## What the exercise asks
Please reproduce the passage of the NUMA code review thread that opens with the words containing "On Fri, Jul" and closes with "No functional changes.".

Content-Transfer-Encoding: 7bit
Sender: "linux-riscv" <linux-riscv-bounces@lists.infradead.org>
Errors-To: linux-riscv-bounces+linux-riscv=archiver.kernel.org@lists.infradead.org

On Fri, Jul 19, 2024 at 07:16:47PM +0100, Jonathan Cameron wrote:
> On Tue, 16 Jul 2024 14:13:41 +0300
> Mike Rapoport <rppt@kernel.org> wrote:
> 
> > From: "Mike Rapoport (Microsoft)" <rppt@kernel.org>
> > 
> > Move code dealing with numa_memblks from arch/x86 to mm/ and add Kconfig
> > options to let x86 select it in its Kconfig.
> > 
> > This code will be later reused by arch_numa.
> > 
> > No functional changes.
> > 
> > Signed-off-by: Mike Rapoport (Microsoft) <rppt@kernel.org>
> Hi Mike,
> 
> My only real concern in here is there are a few places where
> the lifted code makes changes to memblocks that are x86 only today.
> I need to do some more digging to work out if those are safe
> in all cases.
> 
> Jonathan
> 
> 
> 
> > +/**
> > + * numa_cleanup_meminfo - Cleanup a numa_meminfo
> > + * @mi: numa_meminfo to clean up
> > + *
> > + * Sanitize @mi by merging and removing unnecessary memblks.  Also check for
> > + * conflicts and clear unused memblks.
> > + *
> > + * RETURNS:
> > + * 0 on success, -errno on failure.
> > + */
> > +int __init numa_cleanup_meminfo(struct numa_meminfo *mi)
> > +{
> > +	const u64 low = 0;
> 
> Given always zero, why not just use that value inline?

Actually it seems to me that it should be memblock_start_of_DRAM().

The blocks outside system memory are moved to numa_reserved_meminfo, so
AFAIU on arm64/riscv such blocks can be below the RAM.

[A block of data]
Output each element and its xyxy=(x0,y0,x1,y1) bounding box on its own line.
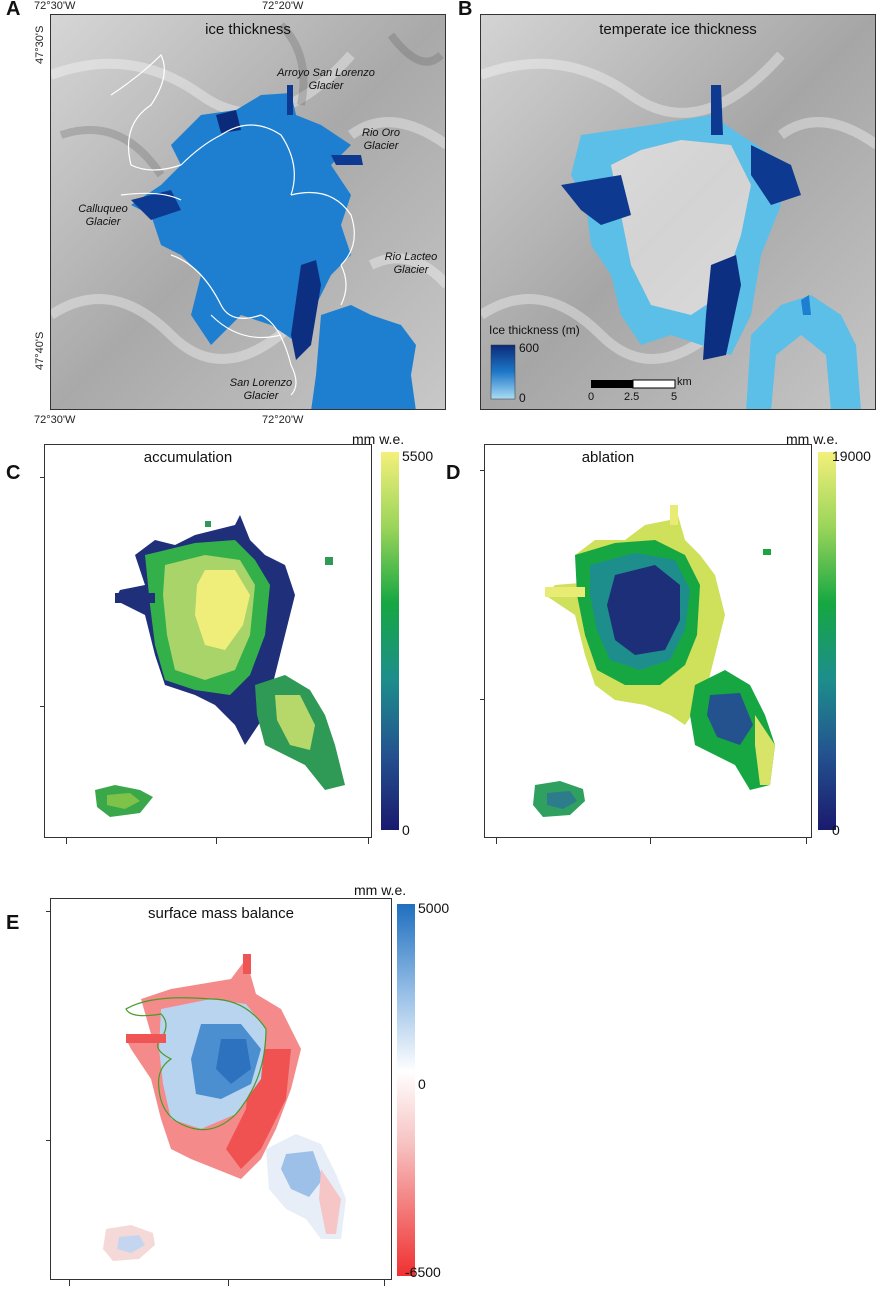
ice-dark-tongue-south xyxy=(291,260,321,360)
panel-letter-e: E xyxy=(6,912,20,934)
ice-thickness-svg xyxy=(51,15,445,409)
panel-c-title: accumulation xyxy=(143,449,233,466)
ice-dark-tongue-north xyxy=(216,110,241,133)
panel-c-unit: mm w.e. xyxy=(352,431,405,447)
panel-d-unit: mm w.e. xyxy=(786,431,839,447)
panel-letter-d: D xyxy=(446,462,461,484)
temperate-ice-svg xyxy=(481,15,875,409)
legend-bar xyxy=(490,344,516,400)
map-temperate-ice-thickness: temperate ice thickness Ice thickness (m… xyxy=(480,14,876,410)
legend-min-label: 0 xyxy=(519,391,526,405)
temperate-ice-dark-east xyxy=(751,145,801,205)
ice-east-lobe xyxy=(311,305,416,409)
scale-tick-0: 0 xyxy=(588,391,595,403)
map-ice-thickness: ice thickness Arroyo San Lorenzo Glacier … xyxy=(50,14,446,410)
map-surface-mass-balance: surface mass balance xyxy=(50,898,392,1280)
accumulation-cbar-max: 5500 xyxy=(402,448,434,464)
coord-label-left-bottom: 47°40'S xyxy=(34,331,46,370)
coord-label-top-left: 72°30'W xyxy=(34,0,76,12)
ice-dark-tongue-east xyxy=(331,155,363,165)
scale-bar-white xyxy=(632,379,676,389)
smb-equilibrium-line xyxy=(125,997,267,1131)
panel-letter-c: C xyxy=(6,462,21,484)
label-rio-oro: Rio Oro Glacier xyxy=(362,127,400,152)
accumulation-yellow-core xyxy=(195,570,250,650)
accumulation-colorbar xyxy=(381,452,399,830)
smb-cbar-min: -6500 xyxy=(405,1264,441,1280)
legend-max-label: 600 xyxy=(519,341,540,355)
ablation-cbar-max: 19000 xyxy=(832,448,871,464)
panel-d-title: ablation xyxy=(581,449,635,466)
ablation-svg xyxy=(533,505,775,817)
coord-label-bottom-left: 72°30'W xyxy=(34,414,76,426)
scale-tick-5: 5 xyxy=(671,391,678,403)
hillshade-ridges xyxy=(51,51,445,364)
ice-dark-tongue-west xyxy=(131,190,181,220)
panel-e-title: surface mass balance xyxy=(148,905,294,922)
panel-b-title: temperate ice thickness xyxy=(599,21,757,38)
panel-letter-b: B xyxy=(458,0,473,20)
panel-e-unit: mm w.e. xyxy=(354,882,407,898)
ablation-colorbar xyxy=(818,452,836,830)
temperate-ice-dark-north xyxy=(711,85,723,135)
smb-svg xyxy=(103,954,346,1261)
label-rio-lacteo: Rio Lacteo Glacier xyxy=(384,251,438,276)
legend-title: Ice thickness (m) xyxy=(489,323,580,337)
smb-cbar-mid: 0 xyxy=(418,1076,426,1092)
scale-unit-label: km xyxy=(677,376,692,388)
map-accumulation: accumulation xyxy=(44,444,372,838)
panel-a-title: ice thickness xyxy=(205,21,291,38)
panel-letter-a: A xyxy=(6,0,21,20)
smb-colorbar xyxy=(397,904,415,1276)
label-san-lorenzo: San Lorenzo Glacier xyxy=(229,377,293,402)
scale-bar-black xyxy=(591,380,633,388)
map-ablation: ablation xyxy=(484,444,812,838)
temperate-ice-dark-south xyxy=(703,255,741,360)
ablation-dark-core xyxy=(607,565,680,655)
accumulation-svg xyxy=(95,515,345,817)
smb-red-strong xyxy=(226,1049,291,1169)
temperate-ice-dark-west xyxy=(561,175,631,225)
temperate-ice-east-ring xyxy=(746,295,861,409)
label-arroyo-san-lorenzo: Arroyo San Lorenzo Glacier xyxy=(277,67,375,92)
accumulation-cbar-min: 0 xyxy=(402,822,410,838)
ablation-cbar-min: 0 xyxy=(832,822,840,838)
coord-label-left-top: 47°30'S xyxy=(34,25,46,64)
smb-cbar-max: 5000 xyxy=(418,900,450,916)
label-calluqueo: Calluqueo Glacier xyxy=(78,203,128,228)
coord-label-bottom-mid: 72°20'W xyxy=(262,414,304,426)
coord-label-top-mid: 72°20'W xyxy=(262,0,304,12)
scale-tick-2-5: 2.5 xyxy=(624,391,640,403)
glacier-outlines xyxy=(110,53,355,396)
ice-body xyxy=(131,93,351,345)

## Answer to this exercise
On Fri, Jul 19, 2024 at 07:16:47PM +0100, Jonathan Cameron wrote:
> On Tue, 16 Jul 2024 14:13:41 +0300
> Mike Rapoport <rppt@kernel.org> wrote:
> 
> > From: "Mike Rapoport (Microsoft)" <rppt@kernel.org>
> > 
> > Move code dealing with numa_memblks from arch/x86 to mm/ and add Kconfig
> > options to let x86 select it in its Kconfig.
> > 
> > This code will be later reused by arch_numa.
> > 
> > No functional changes.